╭─ Input

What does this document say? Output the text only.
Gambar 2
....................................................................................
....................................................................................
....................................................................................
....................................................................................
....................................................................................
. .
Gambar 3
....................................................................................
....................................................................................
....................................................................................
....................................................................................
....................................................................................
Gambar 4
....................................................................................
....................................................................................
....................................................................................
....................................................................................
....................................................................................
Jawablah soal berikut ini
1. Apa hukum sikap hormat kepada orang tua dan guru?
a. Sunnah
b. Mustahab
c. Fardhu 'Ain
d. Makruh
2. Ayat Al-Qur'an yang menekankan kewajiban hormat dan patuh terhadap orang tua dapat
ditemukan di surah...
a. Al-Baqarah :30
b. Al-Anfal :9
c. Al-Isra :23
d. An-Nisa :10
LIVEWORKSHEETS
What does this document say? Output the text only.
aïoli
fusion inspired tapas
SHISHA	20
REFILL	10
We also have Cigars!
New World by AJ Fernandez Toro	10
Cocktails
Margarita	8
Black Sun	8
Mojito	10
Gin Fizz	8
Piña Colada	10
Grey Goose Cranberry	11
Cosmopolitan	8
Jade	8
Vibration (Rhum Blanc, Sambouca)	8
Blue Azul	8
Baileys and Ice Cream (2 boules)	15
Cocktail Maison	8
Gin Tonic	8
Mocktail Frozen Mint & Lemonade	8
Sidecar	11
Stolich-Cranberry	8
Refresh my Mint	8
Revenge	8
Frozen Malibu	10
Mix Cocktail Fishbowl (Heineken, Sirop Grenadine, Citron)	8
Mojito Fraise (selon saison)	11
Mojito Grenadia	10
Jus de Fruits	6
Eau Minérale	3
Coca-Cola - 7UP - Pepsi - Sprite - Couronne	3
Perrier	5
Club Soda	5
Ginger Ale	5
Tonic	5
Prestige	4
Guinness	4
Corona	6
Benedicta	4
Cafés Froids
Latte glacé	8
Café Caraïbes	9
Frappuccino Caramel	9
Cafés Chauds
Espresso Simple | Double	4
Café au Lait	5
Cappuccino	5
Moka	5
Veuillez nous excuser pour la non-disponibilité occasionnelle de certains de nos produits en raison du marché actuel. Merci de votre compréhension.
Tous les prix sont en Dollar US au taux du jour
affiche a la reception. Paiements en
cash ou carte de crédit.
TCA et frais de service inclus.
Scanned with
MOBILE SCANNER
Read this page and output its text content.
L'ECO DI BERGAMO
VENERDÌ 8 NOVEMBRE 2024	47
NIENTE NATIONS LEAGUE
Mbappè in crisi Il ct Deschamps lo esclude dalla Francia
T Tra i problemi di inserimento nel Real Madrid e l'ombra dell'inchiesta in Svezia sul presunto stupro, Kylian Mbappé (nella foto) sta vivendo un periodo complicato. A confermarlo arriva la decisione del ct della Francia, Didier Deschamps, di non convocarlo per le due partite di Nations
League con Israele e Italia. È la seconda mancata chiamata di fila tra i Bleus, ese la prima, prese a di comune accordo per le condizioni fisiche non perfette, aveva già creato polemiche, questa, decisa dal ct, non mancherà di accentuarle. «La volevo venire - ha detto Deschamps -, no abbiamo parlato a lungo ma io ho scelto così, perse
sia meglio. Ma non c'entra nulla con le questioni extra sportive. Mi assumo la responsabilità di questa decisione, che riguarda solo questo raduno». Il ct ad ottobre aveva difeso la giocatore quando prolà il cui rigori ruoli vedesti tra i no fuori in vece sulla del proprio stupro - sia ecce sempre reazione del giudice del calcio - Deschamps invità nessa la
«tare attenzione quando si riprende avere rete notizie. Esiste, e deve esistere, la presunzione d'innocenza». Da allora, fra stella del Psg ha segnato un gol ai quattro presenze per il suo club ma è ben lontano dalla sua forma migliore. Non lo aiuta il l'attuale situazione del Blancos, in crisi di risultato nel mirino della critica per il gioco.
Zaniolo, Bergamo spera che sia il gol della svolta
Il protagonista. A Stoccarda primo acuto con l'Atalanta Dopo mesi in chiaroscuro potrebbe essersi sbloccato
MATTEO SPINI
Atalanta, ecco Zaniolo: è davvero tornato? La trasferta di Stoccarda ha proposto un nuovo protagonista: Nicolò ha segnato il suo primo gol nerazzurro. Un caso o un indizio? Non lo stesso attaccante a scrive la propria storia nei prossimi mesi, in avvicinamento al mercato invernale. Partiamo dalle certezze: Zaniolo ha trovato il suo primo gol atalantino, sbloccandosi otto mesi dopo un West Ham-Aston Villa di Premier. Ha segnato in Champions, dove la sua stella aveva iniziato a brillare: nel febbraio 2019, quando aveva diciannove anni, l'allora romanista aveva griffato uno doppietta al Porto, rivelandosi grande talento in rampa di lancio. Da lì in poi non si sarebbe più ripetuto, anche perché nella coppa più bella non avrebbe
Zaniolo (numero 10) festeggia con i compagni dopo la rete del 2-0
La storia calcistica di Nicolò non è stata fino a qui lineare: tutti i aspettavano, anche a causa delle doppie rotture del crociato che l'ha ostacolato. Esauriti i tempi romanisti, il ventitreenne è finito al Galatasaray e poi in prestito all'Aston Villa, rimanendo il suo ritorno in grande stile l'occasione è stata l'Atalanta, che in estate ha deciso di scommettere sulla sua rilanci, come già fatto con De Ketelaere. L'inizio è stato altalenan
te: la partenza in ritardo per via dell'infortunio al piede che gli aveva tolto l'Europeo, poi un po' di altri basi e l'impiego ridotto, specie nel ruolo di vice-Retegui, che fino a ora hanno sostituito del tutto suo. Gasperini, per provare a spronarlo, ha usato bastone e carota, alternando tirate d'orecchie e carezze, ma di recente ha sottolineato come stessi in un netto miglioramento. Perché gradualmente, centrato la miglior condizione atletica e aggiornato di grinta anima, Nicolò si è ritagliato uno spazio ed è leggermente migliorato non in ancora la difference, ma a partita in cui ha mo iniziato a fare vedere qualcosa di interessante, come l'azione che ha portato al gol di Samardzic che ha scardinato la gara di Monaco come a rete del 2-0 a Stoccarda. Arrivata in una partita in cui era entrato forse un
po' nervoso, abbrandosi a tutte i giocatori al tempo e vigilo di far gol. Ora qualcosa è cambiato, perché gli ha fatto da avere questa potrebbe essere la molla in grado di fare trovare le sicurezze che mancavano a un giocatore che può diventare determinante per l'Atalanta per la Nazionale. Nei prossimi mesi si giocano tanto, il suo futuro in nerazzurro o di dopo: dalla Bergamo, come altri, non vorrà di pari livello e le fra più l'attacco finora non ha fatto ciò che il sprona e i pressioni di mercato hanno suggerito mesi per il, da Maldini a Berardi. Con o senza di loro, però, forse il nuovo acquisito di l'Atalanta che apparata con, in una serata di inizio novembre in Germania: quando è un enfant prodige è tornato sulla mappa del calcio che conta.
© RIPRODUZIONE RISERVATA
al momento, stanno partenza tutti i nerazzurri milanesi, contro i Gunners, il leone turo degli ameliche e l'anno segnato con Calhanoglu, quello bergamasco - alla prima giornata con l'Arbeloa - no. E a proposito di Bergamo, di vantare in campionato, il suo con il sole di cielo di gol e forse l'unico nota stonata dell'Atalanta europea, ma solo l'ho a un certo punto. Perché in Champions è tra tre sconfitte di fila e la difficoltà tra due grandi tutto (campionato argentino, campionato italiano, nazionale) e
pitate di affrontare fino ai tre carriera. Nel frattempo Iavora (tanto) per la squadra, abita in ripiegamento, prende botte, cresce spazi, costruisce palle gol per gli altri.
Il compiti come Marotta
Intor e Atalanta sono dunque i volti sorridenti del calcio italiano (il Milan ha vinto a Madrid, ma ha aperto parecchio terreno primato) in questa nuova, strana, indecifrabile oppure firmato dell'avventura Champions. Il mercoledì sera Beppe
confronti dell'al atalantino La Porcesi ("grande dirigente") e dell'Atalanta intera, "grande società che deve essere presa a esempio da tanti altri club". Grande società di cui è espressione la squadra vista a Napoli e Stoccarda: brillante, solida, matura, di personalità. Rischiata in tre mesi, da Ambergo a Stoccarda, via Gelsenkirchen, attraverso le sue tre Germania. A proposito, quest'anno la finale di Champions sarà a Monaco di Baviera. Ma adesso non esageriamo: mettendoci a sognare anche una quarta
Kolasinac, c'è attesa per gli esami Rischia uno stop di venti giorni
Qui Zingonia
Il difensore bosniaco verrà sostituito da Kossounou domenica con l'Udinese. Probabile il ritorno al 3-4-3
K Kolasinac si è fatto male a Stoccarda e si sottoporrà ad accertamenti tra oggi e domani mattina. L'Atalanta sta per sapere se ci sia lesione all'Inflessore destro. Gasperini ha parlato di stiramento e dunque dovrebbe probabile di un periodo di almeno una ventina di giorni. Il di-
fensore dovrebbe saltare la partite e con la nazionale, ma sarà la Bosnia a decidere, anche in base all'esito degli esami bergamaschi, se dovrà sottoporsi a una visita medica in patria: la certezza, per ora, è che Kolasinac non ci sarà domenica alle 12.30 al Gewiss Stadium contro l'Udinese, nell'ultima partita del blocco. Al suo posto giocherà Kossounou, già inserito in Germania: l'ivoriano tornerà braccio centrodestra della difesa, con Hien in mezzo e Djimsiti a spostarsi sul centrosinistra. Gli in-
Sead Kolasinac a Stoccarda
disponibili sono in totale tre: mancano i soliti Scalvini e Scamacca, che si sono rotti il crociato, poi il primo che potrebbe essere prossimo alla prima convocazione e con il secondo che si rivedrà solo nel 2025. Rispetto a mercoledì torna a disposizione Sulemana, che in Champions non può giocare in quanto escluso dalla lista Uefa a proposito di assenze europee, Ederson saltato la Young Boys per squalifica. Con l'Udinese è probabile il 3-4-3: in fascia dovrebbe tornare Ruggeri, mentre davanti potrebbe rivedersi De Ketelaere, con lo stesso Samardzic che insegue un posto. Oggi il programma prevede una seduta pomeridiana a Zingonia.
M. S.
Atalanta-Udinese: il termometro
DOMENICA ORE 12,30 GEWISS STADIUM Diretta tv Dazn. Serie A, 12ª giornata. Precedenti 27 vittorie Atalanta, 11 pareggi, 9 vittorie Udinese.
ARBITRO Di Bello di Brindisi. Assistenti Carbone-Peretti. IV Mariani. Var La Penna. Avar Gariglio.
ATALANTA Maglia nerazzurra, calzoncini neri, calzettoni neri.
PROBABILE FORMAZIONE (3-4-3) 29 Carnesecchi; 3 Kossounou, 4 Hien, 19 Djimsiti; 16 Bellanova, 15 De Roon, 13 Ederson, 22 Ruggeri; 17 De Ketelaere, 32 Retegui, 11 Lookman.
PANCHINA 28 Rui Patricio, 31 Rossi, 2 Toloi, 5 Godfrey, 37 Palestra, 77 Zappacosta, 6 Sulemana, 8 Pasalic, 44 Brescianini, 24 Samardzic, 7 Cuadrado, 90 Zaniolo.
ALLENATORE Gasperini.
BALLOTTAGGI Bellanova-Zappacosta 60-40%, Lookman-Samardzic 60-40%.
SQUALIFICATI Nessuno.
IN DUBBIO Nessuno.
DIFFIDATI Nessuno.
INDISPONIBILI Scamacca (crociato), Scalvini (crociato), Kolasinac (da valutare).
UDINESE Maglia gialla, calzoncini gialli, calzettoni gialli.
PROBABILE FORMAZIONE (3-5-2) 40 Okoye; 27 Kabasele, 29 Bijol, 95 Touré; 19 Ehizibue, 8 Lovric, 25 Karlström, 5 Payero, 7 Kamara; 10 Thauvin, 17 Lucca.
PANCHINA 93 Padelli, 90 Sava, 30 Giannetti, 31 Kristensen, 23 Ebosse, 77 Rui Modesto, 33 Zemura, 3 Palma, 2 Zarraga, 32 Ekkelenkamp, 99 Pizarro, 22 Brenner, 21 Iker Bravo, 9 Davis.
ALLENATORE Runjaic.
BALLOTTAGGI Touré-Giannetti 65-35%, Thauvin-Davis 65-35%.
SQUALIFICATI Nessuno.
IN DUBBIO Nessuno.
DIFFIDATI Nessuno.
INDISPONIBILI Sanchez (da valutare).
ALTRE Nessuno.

╰─

Requirement:
Find how many lines in the listing hold "crisi", and reply with that number only.

Full output:
2